- Text:

Americans have unwelcome eight-legged visitors from the East, and they’re here to stay.
The Asian longhorned tick — Haemaphysalis longicornis — “is a tick indigenous to Asia, where it is an important vector of human and animal disease agents,” warned a research team from the U.S. Centers for Disease Control and Prevention.
The tick species has already turned up in Arkansas, Connecticut, Maryland, New Jersey, New York, North Carolina, Pennsylvania, Virginia and West Virginia, where it’s been found on domestic animals and wildlife, and at least two people, the researchers said.
Even though no human disease has yet been attributed to the tick, it’s a known vector for hemorrhagic fever in humans. As such, the Asian longhorned tick is considered “a new and emerging disease threat,” according to a team led by C. Ben Beard, of the CDC’s National Center for Emerging and Zoonotic Infectious Diseases.

- Task directions:
Output the text about the Asian longhorned tick word for word.

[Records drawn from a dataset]
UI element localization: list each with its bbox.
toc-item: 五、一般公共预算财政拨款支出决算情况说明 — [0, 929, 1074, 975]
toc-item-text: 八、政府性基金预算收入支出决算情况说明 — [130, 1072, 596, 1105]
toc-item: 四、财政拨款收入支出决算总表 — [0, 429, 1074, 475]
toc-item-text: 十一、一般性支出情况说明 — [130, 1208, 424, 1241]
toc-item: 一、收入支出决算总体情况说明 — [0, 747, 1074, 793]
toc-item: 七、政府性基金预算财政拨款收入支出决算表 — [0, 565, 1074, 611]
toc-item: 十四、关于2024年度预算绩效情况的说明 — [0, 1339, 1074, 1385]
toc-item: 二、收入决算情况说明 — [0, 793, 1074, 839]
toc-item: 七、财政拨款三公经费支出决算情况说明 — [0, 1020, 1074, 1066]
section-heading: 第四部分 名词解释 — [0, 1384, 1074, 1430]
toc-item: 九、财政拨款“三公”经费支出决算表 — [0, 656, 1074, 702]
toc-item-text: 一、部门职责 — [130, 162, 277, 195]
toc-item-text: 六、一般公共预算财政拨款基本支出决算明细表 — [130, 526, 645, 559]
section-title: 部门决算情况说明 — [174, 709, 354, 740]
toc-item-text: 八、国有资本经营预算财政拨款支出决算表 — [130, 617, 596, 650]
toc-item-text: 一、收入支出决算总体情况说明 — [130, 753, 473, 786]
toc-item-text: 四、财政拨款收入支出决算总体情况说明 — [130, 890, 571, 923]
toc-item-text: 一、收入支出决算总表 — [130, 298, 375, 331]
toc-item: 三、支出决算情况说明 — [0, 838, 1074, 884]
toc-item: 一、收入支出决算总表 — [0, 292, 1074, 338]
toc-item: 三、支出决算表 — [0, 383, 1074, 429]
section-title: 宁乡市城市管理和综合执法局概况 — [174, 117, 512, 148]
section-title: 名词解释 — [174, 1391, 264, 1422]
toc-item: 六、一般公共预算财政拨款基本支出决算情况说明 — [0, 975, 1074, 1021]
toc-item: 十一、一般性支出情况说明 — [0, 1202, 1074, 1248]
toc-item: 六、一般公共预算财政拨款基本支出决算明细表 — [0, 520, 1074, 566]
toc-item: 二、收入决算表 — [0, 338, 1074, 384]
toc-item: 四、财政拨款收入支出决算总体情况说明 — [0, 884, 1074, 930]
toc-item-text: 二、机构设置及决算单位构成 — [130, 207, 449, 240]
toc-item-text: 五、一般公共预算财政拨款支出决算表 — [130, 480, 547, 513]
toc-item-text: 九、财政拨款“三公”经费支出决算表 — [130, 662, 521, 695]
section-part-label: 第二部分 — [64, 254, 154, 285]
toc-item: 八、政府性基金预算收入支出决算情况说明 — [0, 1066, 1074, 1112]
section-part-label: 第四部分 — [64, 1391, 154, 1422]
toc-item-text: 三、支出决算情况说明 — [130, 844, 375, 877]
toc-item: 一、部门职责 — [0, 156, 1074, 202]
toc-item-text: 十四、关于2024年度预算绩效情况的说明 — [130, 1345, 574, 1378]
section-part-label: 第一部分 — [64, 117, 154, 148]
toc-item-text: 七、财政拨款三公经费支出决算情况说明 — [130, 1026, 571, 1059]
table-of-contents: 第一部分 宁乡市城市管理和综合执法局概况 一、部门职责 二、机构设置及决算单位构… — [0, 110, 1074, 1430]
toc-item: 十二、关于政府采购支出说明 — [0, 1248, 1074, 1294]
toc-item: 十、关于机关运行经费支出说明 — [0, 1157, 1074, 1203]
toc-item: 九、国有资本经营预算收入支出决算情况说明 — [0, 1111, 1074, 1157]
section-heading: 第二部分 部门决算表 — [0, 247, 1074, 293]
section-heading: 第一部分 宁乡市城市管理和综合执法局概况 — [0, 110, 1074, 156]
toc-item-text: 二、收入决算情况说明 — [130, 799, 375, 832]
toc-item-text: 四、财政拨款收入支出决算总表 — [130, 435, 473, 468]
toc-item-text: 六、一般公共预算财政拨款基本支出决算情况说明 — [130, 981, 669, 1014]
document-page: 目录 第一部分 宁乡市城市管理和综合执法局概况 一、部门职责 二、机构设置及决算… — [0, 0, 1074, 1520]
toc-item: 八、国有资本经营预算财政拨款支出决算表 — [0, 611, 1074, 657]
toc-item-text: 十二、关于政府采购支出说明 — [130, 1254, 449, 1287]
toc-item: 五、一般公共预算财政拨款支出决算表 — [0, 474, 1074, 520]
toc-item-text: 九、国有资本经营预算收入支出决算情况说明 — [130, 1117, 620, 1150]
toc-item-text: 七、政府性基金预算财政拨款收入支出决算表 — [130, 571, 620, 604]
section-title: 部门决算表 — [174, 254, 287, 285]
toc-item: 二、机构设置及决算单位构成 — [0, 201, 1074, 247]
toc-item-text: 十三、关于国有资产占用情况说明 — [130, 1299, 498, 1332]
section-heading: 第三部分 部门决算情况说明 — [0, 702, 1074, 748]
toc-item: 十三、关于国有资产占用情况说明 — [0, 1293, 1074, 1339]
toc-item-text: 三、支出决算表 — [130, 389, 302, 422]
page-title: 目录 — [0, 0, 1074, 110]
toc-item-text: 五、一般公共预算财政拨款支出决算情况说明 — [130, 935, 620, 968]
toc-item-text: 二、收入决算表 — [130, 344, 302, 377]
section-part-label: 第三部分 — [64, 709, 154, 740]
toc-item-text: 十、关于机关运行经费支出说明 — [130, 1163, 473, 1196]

- Answer area:
Americans have unwelcome eight-legged visitors from the East, and they’re here to stay.
The Asian longhorned tick — Haemaphysalis longicornis — “is a tick indigenous to Asia, where it is an important vector of human and animal disease agents,” warned a research team from the U.S. Centers for Disease Control and Prevention.
The tick species has already turned up in Arkansas, Connecticut, Maryland, New Jersey, New York, North Carolina, Pennsylvania, Virginia and West Virginia, where it’s been found on domestic animals and wildlife, and at least two people, the researchers said.
Even though no human disease has yet been attributed to the tick, it’s a known vector for hemorrhagic fever in humans. As such, the Asian longhorned tick is considered “a new and emerging disease threat,” according to a team led by C. Ben Beard, of the CDC’s National Center for Emerging and Zoonotic Infectious Diseases.